PROBLEM TO WORK ON -
Lines containing the string "color" are to be counted; report the number and nothing more.

LISTED RECORDS -
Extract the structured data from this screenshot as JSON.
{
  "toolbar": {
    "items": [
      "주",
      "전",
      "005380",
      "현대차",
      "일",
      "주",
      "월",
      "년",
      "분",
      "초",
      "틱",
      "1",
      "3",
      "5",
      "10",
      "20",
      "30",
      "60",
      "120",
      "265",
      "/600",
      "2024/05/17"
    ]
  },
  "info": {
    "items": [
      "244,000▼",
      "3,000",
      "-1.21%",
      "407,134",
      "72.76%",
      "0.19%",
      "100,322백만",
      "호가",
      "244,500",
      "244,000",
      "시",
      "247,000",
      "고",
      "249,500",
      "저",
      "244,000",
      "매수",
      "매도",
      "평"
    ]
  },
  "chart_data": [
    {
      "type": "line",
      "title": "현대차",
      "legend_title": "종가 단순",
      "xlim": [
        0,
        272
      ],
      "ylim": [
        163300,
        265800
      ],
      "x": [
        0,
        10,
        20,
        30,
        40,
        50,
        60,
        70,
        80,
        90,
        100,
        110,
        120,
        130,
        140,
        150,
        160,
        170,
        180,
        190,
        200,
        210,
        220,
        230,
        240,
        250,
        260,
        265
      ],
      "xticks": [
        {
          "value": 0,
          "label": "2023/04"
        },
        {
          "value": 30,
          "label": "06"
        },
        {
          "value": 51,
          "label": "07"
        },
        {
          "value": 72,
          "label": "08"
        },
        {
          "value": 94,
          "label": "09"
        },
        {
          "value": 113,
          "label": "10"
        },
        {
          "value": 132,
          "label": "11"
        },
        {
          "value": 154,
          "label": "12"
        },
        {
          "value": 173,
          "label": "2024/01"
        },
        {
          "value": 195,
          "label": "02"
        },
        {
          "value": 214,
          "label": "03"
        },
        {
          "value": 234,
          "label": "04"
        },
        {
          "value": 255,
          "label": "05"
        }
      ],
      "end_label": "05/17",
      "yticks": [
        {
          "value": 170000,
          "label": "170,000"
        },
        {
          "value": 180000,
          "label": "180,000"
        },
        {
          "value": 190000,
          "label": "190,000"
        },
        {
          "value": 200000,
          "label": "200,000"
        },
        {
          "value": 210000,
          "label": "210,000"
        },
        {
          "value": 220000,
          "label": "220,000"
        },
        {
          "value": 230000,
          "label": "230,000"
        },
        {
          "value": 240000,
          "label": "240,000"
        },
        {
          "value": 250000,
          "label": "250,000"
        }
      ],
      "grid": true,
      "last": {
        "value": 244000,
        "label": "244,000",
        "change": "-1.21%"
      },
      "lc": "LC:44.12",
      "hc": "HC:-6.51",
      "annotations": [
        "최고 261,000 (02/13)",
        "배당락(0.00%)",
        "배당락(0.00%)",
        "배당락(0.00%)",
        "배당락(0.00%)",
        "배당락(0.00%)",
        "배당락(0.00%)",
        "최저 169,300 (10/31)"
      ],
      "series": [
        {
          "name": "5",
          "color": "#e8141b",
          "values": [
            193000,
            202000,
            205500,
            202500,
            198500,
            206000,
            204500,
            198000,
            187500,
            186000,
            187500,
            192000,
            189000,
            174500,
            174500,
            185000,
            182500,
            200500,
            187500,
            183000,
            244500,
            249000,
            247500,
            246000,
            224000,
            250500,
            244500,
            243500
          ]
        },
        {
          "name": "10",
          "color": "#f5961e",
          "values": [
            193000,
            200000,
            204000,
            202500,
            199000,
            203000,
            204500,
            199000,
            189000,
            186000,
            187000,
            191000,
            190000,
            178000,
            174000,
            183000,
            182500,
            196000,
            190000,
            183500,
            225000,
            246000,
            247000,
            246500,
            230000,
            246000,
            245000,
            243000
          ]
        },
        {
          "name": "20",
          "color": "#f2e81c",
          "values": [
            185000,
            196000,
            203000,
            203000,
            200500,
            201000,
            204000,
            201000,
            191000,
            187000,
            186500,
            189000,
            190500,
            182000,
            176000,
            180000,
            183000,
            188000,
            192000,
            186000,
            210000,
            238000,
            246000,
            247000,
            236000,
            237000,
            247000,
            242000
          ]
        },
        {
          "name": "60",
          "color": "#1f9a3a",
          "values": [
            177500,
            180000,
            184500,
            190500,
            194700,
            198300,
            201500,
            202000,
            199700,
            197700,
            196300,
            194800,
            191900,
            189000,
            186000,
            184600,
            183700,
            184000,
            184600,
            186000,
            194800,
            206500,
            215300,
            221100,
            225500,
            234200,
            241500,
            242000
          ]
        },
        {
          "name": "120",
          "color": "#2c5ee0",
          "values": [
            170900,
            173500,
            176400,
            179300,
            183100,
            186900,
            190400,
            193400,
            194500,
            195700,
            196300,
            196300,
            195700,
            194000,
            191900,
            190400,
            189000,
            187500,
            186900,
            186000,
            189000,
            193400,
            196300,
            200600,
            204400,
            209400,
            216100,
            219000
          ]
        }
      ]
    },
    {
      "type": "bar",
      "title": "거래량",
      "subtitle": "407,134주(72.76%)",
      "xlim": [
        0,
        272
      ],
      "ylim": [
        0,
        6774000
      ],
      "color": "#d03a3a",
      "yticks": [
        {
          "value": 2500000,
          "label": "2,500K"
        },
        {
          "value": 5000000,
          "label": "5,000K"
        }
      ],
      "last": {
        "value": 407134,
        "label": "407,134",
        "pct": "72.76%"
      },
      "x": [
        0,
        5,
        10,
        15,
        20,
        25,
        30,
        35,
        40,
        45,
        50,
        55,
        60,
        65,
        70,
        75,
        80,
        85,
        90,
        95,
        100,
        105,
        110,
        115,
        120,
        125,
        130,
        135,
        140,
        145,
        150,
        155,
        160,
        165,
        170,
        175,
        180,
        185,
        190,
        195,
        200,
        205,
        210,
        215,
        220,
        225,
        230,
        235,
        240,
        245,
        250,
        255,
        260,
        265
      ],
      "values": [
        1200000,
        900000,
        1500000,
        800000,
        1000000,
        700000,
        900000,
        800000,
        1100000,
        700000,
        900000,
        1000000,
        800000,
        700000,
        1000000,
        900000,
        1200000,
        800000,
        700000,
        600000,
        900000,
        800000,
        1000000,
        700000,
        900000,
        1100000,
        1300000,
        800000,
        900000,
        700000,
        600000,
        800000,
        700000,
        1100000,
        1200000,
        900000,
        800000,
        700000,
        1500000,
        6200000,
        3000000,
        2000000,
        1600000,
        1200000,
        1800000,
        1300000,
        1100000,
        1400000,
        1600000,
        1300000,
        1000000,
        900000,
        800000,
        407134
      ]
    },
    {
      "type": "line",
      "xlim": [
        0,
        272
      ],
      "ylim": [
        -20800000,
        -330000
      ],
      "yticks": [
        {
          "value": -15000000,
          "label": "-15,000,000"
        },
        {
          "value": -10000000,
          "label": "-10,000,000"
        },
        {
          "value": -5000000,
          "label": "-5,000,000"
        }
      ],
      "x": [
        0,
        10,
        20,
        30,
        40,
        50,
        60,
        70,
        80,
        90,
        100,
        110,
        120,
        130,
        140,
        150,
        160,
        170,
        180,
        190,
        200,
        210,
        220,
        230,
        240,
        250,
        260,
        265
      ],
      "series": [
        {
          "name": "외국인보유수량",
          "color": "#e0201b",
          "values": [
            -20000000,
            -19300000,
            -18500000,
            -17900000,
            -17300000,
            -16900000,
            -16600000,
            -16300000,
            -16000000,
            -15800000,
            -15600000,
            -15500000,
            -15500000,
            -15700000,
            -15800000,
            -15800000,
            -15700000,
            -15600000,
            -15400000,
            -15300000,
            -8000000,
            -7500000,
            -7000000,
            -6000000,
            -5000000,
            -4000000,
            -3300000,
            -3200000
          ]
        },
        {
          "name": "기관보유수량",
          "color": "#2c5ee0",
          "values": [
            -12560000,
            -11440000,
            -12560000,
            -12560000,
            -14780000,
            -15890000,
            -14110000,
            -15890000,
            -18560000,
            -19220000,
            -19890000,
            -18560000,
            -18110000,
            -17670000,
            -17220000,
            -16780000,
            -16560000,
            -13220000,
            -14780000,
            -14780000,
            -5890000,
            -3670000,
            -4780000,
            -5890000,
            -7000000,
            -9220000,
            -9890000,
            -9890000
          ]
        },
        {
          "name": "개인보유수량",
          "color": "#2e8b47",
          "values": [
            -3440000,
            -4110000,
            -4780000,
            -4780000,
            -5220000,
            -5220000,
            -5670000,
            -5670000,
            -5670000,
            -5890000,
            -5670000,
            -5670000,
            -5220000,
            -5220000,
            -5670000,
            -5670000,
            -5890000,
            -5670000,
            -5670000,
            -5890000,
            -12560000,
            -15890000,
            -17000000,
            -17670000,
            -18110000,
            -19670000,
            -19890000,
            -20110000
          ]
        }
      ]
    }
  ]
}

EXPECTED ANSWER -
9